From the entries below, copy out every line with "study" in it.
** start of THE INPUT **
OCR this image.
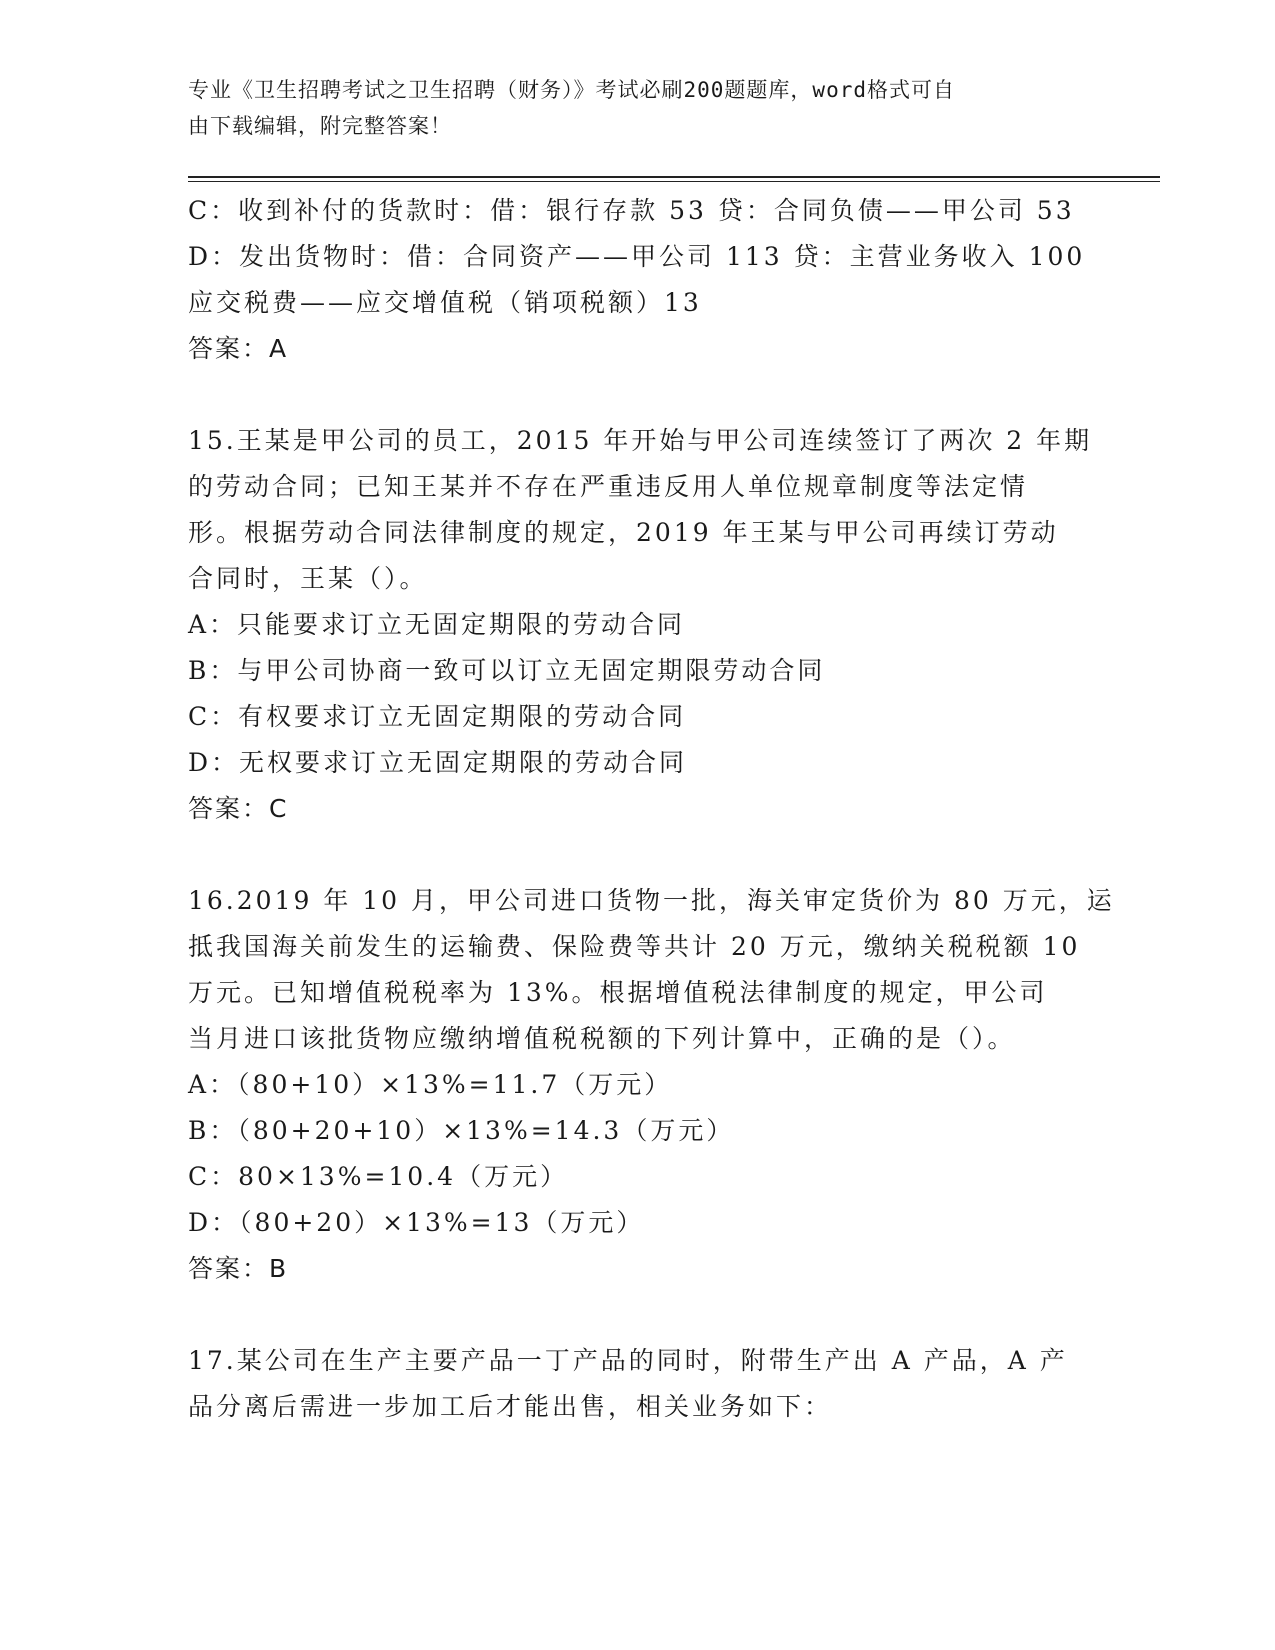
专业《卫生招聘考试之卫生招聘（财务）》考试必刷200题题库，word格式可自
由下载编辑，附完整答案！

C：收到补付的货款时：借：银行存款 53 贷：合同负债——甲公司 53

D：发出货物时：借：合同资产——甲公司 113 贷：主营业务收入 100

应交税费——应交增值税（销项税额）13

答案：A

15.王某是甲公司的员工，2015 年开始与甲公司连续签订了两次 2 年期

的劳动合同；已知王某并不存在严重违反用人单位规章制度等法定情

形。根据劳动合同法律制度的规定，2019 年王某与甲公司再续订劳动

合同时，王某（）。

A：只能要求订立无固定期限的劳动合同

B：与甲公司协商一致可以订立无固定期限劳动合同

C：有权要求订立无固定期限的劳动合同

D：无权要求订立无固定期限的劳动合同

答案：C

16.2019 年 10 月，甲公司进口货物一批，海关审定货价为 80 万元，运

抵我国海关前发生的运输费、保险费等共计 20 万元，缴纳关税税额 10

万元。已知增值税税率为 13%。根据增值税法律制度的规定，甲公司

当月进口该批货物应缴纳增值税税额的下列计算中，正确的是（）。

A：（80+10）×13%=11.7（万元）

B：（80+20+10）×13%=14.3（万元）

C：80×13%=10.4（万元）

D：（80+20）×13%=13（万元）

答案：B

17.某公司在生产主要产品一丁产品的同时，附带生产出 A 产品，A 产

品分离后需进一步加工后才能出售，相关业务如下：
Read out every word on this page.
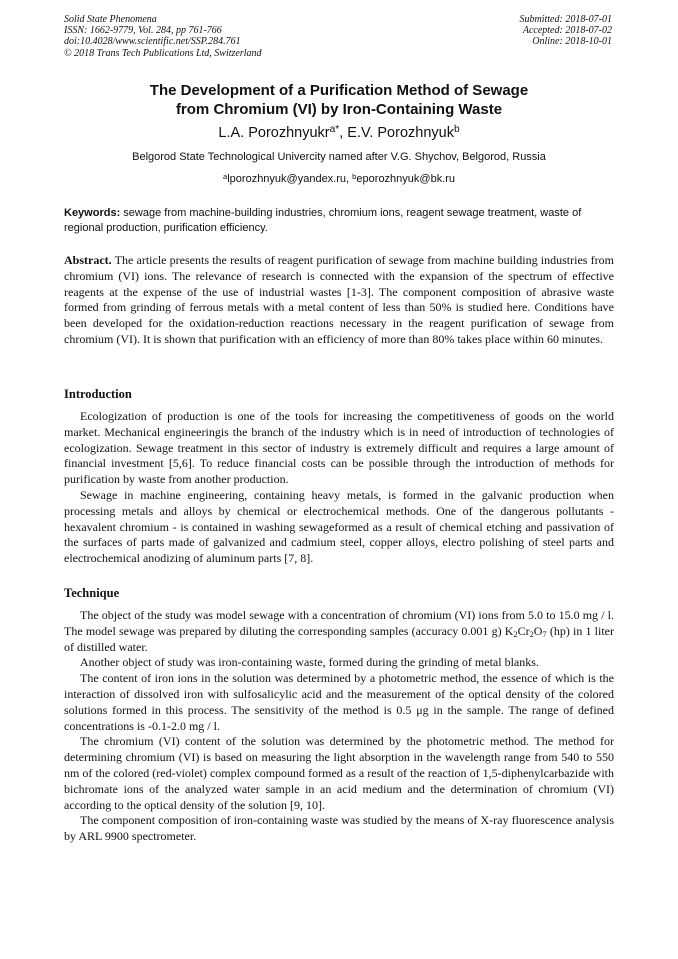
Solid State Phenomena
ISSN: 1662-9779, Vol. 284, pp 761-766
doi:10.4028/www.scientific.net/SSP.284.761
© 2018 Trans Tech Publications Ltd, Switzerland
Submitted: 2018-07-01
Accepted: 2018-07-02
Online: 2018-10-01
The Development of a Purification Method of Sewage
from Chromium (VI) by Iron-Containing Waste
L.A. Porozhnyukr$^{a*}$, E.V. Porozhnyuk$^b$
Belgorod State Technological Univercity named after V.G. Shychov, Belgorod, Russia
$^a$lporozhnyuk@yandex.ru, $^b$eporozhnyuk@bk.ru
Keywords: sewage from machine-building industries, chromium ions, reagent sewage treatment, waste of regional production, purification efficiency.

Abstract. The article presents the results of reagent purification of sewage from machine building industries from chromium (VI) ions. The relevance of research is connected with the expansion of the spectrum of effective reagents at the expense of the use of industrial wastes [1-3]. The component composition of abrasive waste formed from grinding of ferrous metals with a metal content of less than 50% is studied here. Conditions have been developed for the oxidation-reduction reactions necessary in the reagent purification of sewage from chromium (VI). It is shown that purification with an efficiency of more than 80% takes place within 60 minutes.

Introduction

Ecologization of production is one of the tools for increasing the competitiveness of goods on the world market. Mechanical engineeringis the branch of the industry which is in need of introduction of technologies of ecologization. Sewage treatment in this sector of industry is extremely difficult and requires a large amount of financial investment [5,6]. To reduce financial costs can be possible through the introduction of methods for purification by waste from another production.

Sewage in machine engineering, containing heavy metals, is formed in the galvanic production when processing metals and alloys by chemical or electrochemical methods. One of the dangerous pollutants - hexavalent chromium - is contained in washing sewageformed as a result of chemical etching and passivation of the surfaces of parts made of galvanized and cadmium steel, copper alloys, electro polishing of steel parts and electrochemical anodizing of aluminum parts [7, 8].

Technique

The object of the study was model sewage with a concentration of chromium (VI) ions from 5.0 to 15.0 mg / l. The model sewage was prepared by diluting the corresponding samples (accuracy 0.001 g) $K_2Cr_2O_7$ (hp) in 1 liter of distilled water.

Another object of study was iron-containing waste, formed during the grinding of metal blanks.

The content of iron ions in the solution was determined by a photometric method, the essence of which is the interaction of dissolved iron with sulfosalicylic acid and the measurement of the optical density of the colored solutions formed in this process. The sensitivity of the method is 0.5 μg in the sample. The range of defined concentrations is -0.1-2.0 mg / l.

The chromium (VI) content of the solution was determined by the photometric method. The method for determining chromium (VI) is based on measuring the light absorption in the wavelength range from 540 to 550 nm of the colored (red-violet) complex compound formed as a result of the reaction of 1,5-diphenylcarbazide with bichromate ions of the analyzed water sample in an acid medium and the determination of chromium (VI) according to the optical density of the solution [9, 10].

The component composition of iron-containing waste was studied by the means of X-ray fluorescence analysis by ARL 9900 spectrometer.
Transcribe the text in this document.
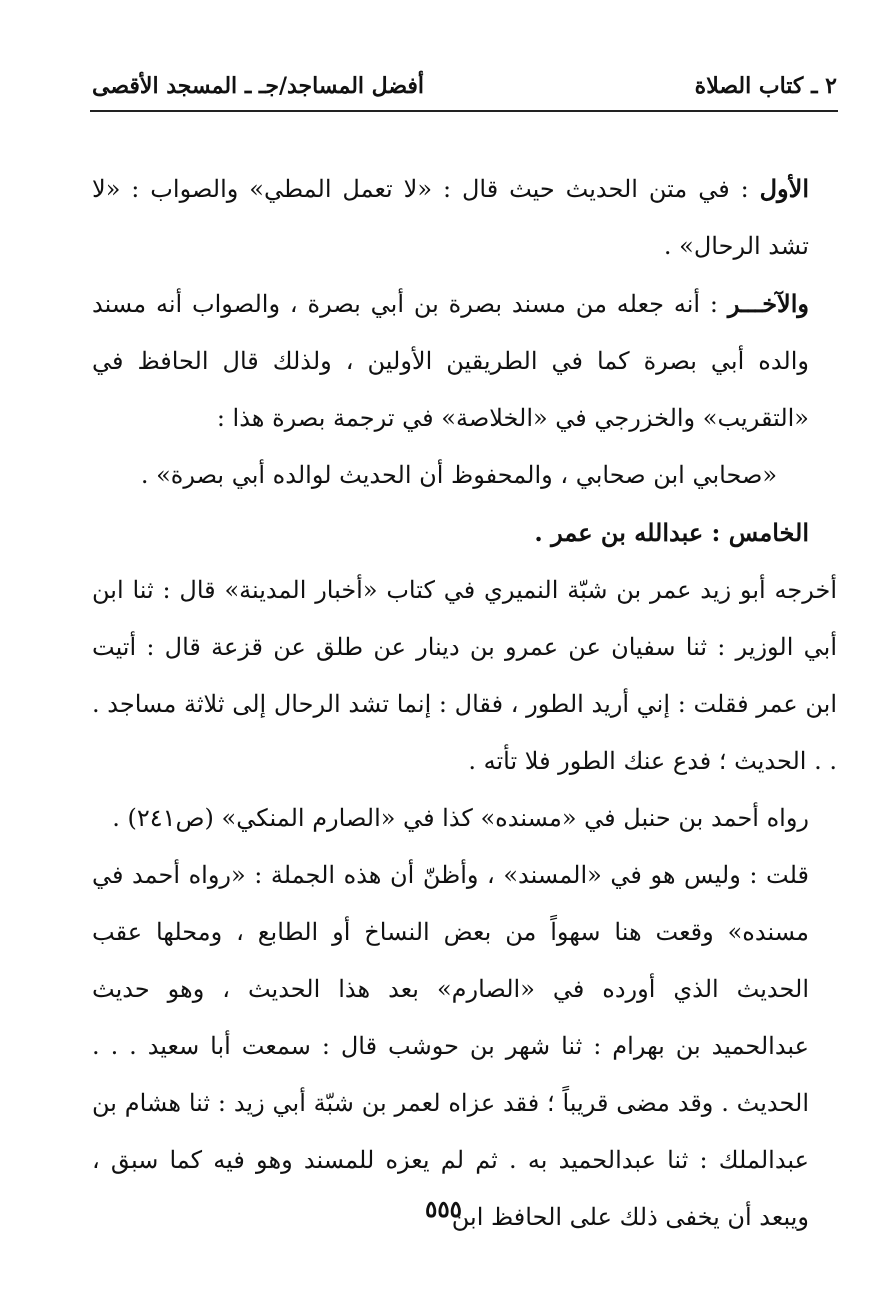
٢ ـ كتاب الصلاة
أفضل المساجد/جـ ـ المسجد الأقصى

الأول : في متن الحديث حيث قال : «لا تعمل المطي» والصواب : «لا تشد الرحال» .

والآخـــر : أنه جعله من مسند بصرة بن أبي بصرة ، والصواب أنه مسند والده أبي بصرة كما في الطريقين الأولين ، ولذلك قال الحافظ في «التقريب» والخزرجي في «الخلاصة» في ترجمة بصرة هذا :

«صحابي ابن صحابي ، والمحفوظ أن الحديث لوالده أبي بصرة» .

الخامس : عبدالله بن عمر .

أخرجه أبو زيد عمر بن شبّة النميري في كتاب «أخبار المدينة» قال : ثنا ابن أبي الوزير : ثنا سفيان عن عمرو بن دينار عن طلق عن قزعة قال : أتيت ابن عمر فقلت : إني أريد الطور ، فقال : إنما تشد الرحال إلى ثلاثة مساجد . . . الحديث ؛ فدع عنك الطور فلا تأته .

رواه أحمد بن حنبل في «مسنده» كذا في «الصارم المنكي» (ص٢٤١) .

قلت : وليس هو في «المسند» ، وأظنّ أن هذه الجملة : «رواه أحمد في مسنده» وقعت هنا سهواً من بعض النساخ أو الطابع ، ومحلها عقب الحديث الذي أورده في «الصارم» بعد هذا الحديث ، وهو حديث عبدالحميد بن بهرام : ثنا شهر بن حوشب قال : سمعت أبا سعيد . . . الحديث . وقد مضى قريباً ؛ فقد عزاه لعمر بن شبّة أبي زيد : ثنا هشام بن عبدالملك : ثنا عبدالحميد به . ثم لم يعزه للمسند وهو فيه كما سبق ، ويبعد أن يخفى ذلك على الحافظ ابن

٥٥٥
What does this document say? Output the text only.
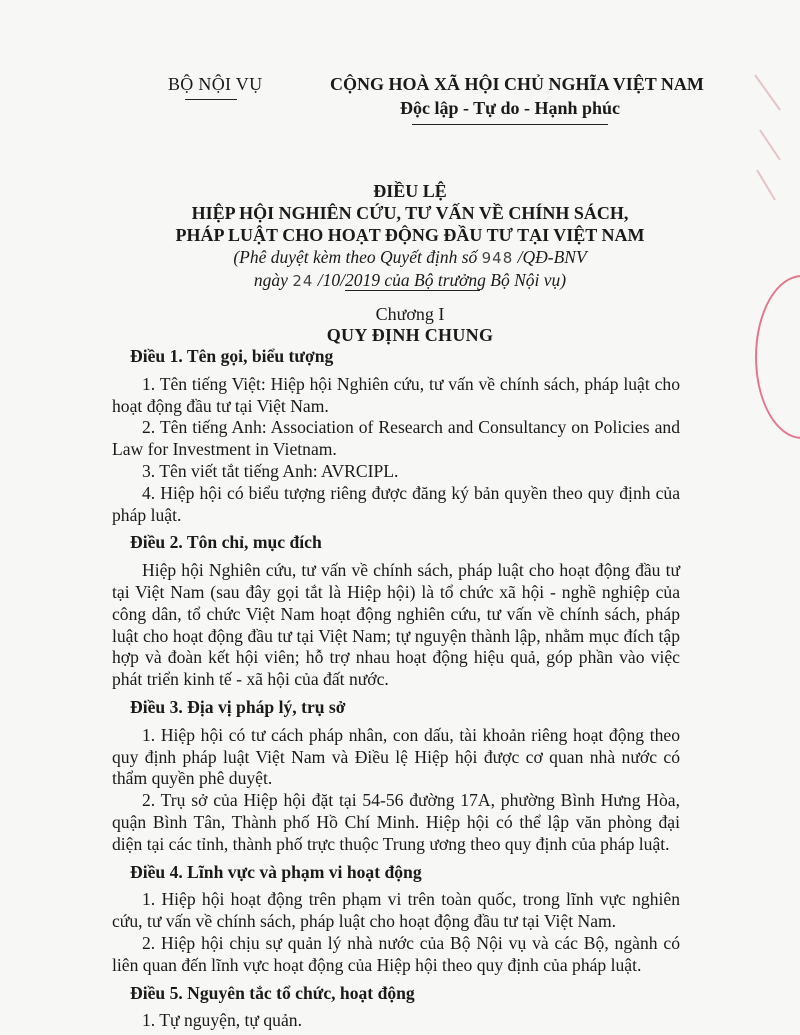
BỘ NỘI VỤ	CỘNG HOÀ XÃ HỘI CHỦ NGHĨA VIỆT NAM
Độc lập - Tự do - Hạnh phúc
ĐIỀU LỆ
HIỆP HỘI NGHIÊN CỨU, TƯ VẤN VỀ CHÍNH SÁCH,
PHÁP LUẬT CHO HOẠT ĐỘNG ĐẦU TƯ TẠI VIỆT NAM
(Phê duyệt kèm theo Quyết định số 948 /QĐ-BNV
ngày 24 /10/2019 của Bộ trưởng Bộ Nội vụ)
Chương I
QUY ĐỊNH CHUNG

Điều 1. Tên gọi, biểu tượng

1. Tên tiếng Việt: Hiệp hội Nghiên cứu, tư vấn về chính sách, pháp luật cho hoạt động đầu tư tại Việt Nam.

2. Tên tiếng Anh: Association of Research and Consultancy on Policies and Law for Investment in Vietnam.

3. Tên viết tắt tiếng Anh: AVRCIPL.

4. Hiệp hội có biểu tượng riêng được đăng ký bản quyền theo quy định của pháp luật.

Điều 2. Tôn chỉ, mục đích

Hiệp hội Nghiên cứu, tư vấn về chính sách, pháp luật cho hoạt động đầu tư tại Việt Nam (sau đây gọi tắt là Hiệp hội) là tổ chức xã hội - nghề nghiệp của công dân, tổ chức Việt Nam hoạt động nghiên cứu, tư vấn về chính sách, pháp luật cho hoạt động đầu tư tại Việt Nam; tự nguyện thành lập, nhằm mục đích tập hợp và đoàn kết hội viên; hỗ trợ nhau hoạt động hiệu quả, góp phần vào việc phát triển kinh tế - xã hội của đất nước.

Điều 3. Địa vị pháp lý, trụ sở

1. Hiệp hội có tư cách pháp nhân, con dấu, tài khoản riêng hoạt động theo quy định pháp luật Việt Nam và Điều lệ Hiệp hội được cơ quan nhà nước có thẩm quyền phê duyệt.

2. Trụ sở của Hiệp hội đặt tại 54-56 đường 17A, phường Bình Hưng Hòa, quận Bình Tân, Thành phố Hồ Chí Minh. Hiệp hội có thể lập văn phòng đại diện tại các tỉnh, thành phố trực thuộc Trung ương theo quy định của pháp luật.

Điều 4. Lĩnh vực và phạm vi hoạt động

1. Hiệp hội hoạt động trên phạm vi trên toàn quốc, trong lĩnh vực nghiên cứu, tư vấn về chính sách, pháp luật cho hoạt động đầu tư tại Việt Nam.

2. Hiệp hội chịu sự quản lý nhà nước của Bộ Nội vụ và các Bộ, ngành có liên quan đến lĩnh vực hoạt động của Hiệp hội theo quy định của pháp luật.

Điều 5. Nguyên tắc tổ chức, hoạt động

1. Tự nguyện, tự quản.
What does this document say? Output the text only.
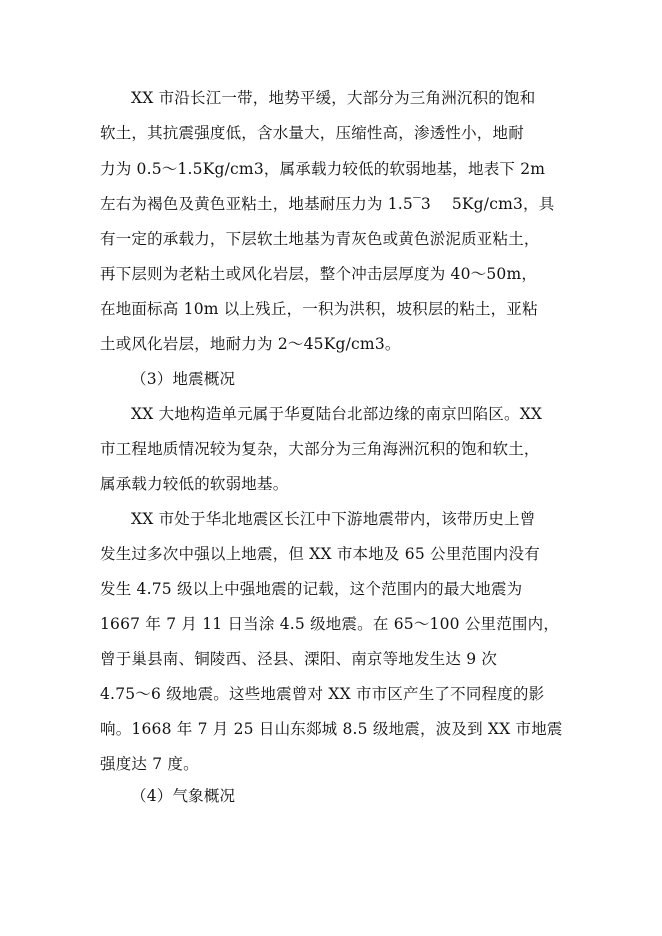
XX 市沿长江一带，地势平缓，大部分为三角洲沉积的饱和
软土，其抗震强度低，含水量大，压缩性高，渗透性小，地耐
力为 0.5～1.5Kg/cm3，属承载力较低的软弱地基，地表下 2m
左右为褐色及黄色亚粘土，地基耐压力为 1.5‾3　 5Kg/cm3，具
有一定的承载力，下层软土地基为青灰色或黄色淤泥质亚粘土，
再下层则为老粘土或风化岩层，整个冲击层厚度为 40～50m，
在地面标高 10m 以上残丘，一积为洪积，坡积层的粘土，亚粘
土或风化岩层，地耐力为 2～45Kg/cm3。
（3）地震概况
XX 大地构造单元属于华夏陆台北部边缘的南京凹陷区。XX
市工程地质情况较为复杂，大部分为三角海洲沉积的饱和软土，
属承载力较低的软弱地基。
XX 市处于华北地震区长江中下游地震带内，该带历史上曾
发生过多次中强以上地震，但 XX 市本地及 65 公里范围内没有
发生 4.75 级以上中强地震的记载，这个范围内的最大地震为
1667 年 7 月 11 日当涂 4.5 级地震。在 65～100 公里范围内，
曾于巢县南、铜陵西、泾县、溧阳、南京等地发生达 9 次
4.75～6 级地震。这些地震曾对 XX 市市区产生了不同程度的影
响。1668 年 7 月 25 日山东郯城 8.5 级地震，波及到 XX 市地震
强度达 7 度。
（4）气象概况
** end of THE INPUT **
RESULT OF THIS EXERCISE:
The object of the study was model sewage with a concentration of chromium (VI) ions from 5.0 to 15.0 mg / l. The model sewage was prepared by diluting the corresponding samples (accuracy 0.001 g) $K_2Cr_2O_7$ (hp) in 1 liter of distilled water.
Another object of study was iron-containing waste, formed during the grinding of metal blanks.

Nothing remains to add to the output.